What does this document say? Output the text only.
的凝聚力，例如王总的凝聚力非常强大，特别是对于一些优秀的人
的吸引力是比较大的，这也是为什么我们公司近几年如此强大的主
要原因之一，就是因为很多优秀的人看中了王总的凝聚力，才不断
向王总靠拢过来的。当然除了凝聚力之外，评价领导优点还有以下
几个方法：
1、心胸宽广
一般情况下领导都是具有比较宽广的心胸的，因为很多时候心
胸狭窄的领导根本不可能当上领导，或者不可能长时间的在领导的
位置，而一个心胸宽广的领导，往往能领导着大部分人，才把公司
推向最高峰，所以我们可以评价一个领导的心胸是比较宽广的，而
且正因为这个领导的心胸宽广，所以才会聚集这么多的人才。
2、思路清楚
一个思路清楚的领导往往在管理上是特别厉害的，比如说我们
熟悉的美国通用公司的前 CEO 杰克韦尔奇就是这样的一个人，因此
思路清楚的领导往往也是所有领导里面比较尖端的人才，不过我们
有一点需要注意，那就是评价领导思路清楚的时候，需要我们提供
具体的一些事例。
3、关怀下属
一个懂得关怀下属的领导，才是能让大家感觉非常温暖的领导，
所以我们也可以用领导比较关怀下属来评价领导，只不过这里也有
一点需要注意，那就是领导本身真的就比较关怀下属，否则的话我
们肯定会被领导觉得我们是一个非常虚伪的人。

◆ Aim: Repeat the entries above exactly, leaving nothing out.

◆ Exercise answer:
What does this document say? Output the text only.
的凝聚力，例如王总的凝聚力非常强大，特别是对于一些优秀的人
的吸引力是比较大的，这也是为什么我们公司近几年如此强大的主
要原因之一，就是因为很多优秀的人看中了王总的凝聚力，才不断
向王总靠拢过来的。当然除了凝聚力之外，评价领导优点还有以下
几个方法：
1、心胸宽广
一般情况下领导都是具有比较宽广的心胸的，因为很多时候心
胸狭窄的领导根本不可能当上领导，或者不可能长时间的在领导的
位置，而一个心胸宽广的领导，往往能领导着大部分人，才把公司
推向最高峰，所以我们可以评价一个领导的心胸是比较宽广的，而
且正因为这个领导的心胸宽广，所以才会聚集这么多的人才。
2、思路清楚
一个思路清楚的领导往往在管理上是特别厉害的，比如说我们
熟悉的美国通用公司的前 CEO 杰克韦尔奇就是这样的一个人，因此
思路清楚的领导往往也是所有领导里面比较尖端的人才，不过我们
有一点需要注意，那就是评价领导思路清楚的时候，需要我们提供
具体的一些事例。
3、关怀下属
一个懂得关怀下属的领导，才是能让大家感觉非常温暖的领导，
所以我们也可以用领导比较关怀下属来评价领导，只不过这里也有
一点需要注意，那就是领导本身真的就比较关怀下属，否则的话我
们肯定会被领导觉得我们是一个非常虚伪的人。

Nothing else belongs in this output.